PROBLEM TO WORK ON: Identify each line holding the string "software" and copy it.

(Records from a data source)

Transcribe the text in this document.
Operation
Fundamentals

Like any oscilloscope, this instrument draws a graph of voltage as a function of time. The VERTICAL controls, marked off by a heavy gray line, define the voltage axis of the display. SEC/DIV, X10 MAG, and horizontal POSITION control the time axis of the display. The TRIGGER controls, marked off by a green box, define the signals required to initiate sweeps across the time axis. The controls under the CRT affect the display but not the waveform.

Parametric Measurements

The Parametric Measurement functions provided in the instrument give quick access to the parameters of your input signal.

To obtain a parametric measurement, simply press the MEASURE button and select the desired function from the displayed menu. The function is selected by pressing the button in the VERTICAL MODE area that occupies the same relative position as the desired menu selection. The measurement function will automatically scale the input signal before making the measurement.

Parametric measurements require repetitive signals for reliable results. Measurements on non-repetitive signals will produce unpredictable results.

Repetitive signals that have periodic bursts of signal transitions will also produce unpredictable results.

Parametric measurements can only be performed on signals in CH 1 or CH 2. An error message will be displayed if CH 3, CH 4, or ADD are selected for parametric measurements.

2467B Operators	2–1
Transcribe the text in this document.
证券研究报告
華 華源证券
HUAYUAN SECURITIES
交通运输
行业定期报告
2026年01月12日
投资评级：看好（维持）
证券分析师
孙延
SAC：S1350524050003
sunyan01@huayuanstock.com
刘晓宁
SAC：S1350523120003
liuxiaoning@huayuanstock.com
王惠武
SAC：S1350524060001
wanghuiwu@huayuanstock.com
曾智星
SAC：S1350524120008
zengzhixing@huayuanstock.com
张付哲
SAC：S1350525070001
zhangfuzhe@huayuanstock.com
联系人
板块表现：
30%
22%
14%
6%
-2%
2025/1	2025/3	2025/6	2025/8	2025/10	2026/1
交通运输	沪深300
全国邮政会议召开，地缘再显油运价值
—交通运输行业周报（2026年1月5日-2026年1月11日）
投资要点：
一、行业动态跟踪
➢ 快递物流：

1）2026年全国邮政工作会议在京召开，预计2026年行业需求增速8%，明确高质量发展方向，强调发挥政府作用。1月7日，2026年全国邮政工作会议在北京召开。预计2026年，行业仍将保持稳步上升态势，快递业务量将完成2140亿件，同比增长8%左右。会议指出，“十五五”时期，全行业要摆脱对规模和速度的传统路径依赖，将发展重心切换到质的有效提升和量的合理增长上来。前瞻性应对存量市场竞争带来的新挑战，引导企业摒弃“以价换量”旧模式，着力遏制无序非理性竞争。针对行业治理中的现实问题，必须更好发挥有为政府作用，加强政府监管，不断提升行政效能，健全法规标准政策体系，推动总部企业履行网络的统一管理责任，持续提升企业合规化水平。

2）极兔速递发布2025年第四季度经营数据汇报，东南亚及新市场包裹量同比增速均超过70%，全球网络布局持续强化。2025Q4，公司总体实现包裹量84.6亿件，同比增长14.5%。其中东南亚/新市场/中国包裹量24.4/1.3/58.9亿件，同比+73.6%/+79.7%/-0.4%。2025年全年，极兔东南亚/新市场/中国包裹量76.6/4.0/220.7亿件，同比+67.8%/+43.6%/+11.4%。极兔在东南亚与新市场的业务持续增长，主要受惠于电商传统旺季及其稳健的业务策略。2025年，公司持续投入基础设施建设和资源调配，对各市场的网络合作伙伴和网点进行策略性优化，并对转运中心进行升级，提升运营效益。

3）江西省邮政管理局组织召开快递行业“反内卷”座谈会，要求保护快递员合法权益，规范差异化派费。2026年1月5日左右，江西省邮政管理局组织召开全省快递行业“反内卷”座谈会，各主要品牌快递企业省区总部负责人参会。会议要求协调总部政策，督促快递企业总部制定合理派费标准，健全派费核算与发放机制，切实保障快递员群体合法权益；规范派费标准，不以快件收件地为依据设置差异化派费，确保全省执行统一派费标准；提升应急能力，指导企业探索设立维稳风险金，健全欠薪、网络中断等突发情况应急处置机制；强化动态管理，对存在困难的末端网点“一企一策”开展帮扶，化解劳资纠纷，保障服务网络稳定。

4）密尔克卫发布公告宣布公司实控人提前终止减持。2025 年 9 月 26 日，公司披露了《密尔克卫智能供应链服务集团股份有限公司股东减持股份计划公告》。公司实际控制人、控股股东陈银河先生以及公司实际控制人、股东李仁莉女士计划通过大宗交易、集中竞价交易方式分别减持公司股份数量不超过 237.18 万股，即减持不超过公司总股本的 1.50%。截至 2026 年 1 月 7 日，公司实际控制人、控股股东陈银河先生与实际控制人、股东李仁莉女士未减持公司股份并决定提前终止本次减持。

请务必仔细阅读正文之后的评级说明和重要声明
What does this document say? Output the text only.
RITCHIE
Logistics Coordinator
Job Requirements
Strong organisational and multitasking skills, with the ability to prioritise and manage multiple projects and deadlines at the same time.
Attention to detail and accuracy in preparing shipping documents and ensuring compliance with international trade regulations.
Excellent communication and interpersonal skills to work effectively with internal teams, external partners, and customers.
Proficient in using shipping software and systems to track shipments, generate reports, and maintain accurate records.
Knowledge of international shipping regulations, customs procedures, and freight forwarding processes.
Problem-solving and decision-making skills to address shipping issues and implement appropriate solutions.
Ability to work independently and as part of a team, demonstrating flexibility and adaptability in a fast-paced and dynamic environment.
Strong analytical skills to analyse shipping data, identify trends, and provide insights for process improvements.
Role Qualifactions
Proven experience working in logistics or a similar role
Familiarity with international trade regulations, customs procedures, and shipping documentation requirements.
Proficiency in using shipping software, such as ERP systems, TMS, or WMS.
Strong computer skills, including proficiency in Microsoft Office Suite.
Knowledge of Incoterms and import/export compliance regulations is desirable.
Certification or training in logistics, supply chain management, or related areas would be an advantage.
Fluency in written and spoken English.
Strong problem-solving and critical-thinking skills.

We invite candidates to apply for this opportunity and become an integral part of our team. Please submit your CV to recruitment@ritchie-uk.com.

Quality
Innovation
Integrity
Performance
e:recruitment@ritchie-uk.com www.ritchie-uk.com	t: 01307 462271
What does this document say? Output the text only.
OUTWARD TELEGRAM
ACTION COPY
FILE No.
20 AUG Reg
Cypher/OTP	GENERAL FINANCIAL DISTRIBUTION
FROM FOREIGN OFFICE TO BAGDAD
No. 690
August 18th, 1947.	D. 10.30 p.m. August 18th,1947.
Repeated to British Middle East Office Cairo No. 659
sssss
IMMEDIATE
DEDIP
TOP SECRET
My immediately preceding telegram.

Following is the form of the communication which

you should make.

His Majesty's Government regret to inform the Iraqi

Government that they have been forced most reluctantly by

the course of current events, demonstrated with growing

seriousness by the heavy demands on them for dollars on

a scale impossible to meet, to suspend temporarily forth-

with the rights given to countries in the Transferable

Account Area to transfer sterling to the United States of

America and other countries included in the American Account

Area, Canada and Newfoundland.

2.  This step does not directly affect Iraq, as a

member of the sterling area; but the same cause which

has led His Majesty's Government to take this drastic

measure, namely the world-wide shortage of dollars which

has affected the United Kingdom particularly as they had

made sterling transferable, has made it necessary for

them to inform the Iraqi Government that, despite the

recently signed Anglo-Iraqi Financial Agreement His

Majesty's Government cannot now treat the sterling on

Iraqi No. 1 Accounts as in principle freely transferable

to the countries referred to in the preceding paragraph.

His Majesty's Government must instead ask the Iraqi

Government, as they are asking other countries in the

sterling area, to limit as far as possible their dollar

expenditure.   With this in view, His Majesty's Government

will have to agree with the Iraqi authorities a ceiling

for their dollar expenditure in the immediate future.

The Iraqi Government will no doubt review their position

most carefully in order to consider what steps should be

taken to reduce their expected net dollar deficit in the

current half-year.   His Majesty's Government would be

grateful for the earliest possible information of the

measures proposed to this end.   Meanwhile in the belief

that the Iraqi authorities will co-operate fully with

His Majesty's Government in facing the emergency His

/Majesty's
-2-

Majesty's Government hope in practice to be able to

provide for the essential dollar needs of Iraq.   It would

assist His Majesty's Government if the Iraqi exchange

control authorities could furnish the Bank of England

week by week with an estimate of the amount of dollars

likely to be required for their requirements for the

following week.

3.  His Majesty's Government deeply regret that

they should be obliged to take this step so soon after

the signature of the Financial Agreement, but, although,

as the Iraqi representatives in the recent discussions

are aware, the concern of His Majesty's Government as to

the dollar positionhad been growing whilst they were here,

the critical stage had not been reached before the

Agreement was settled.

WRITTEN ANSWER:
Proficient in using shipping software and systems to track shipments, generate reports, and maintain accurate records.
Proficiency in using shipping software, such as ERP systems, TMS, or WMS.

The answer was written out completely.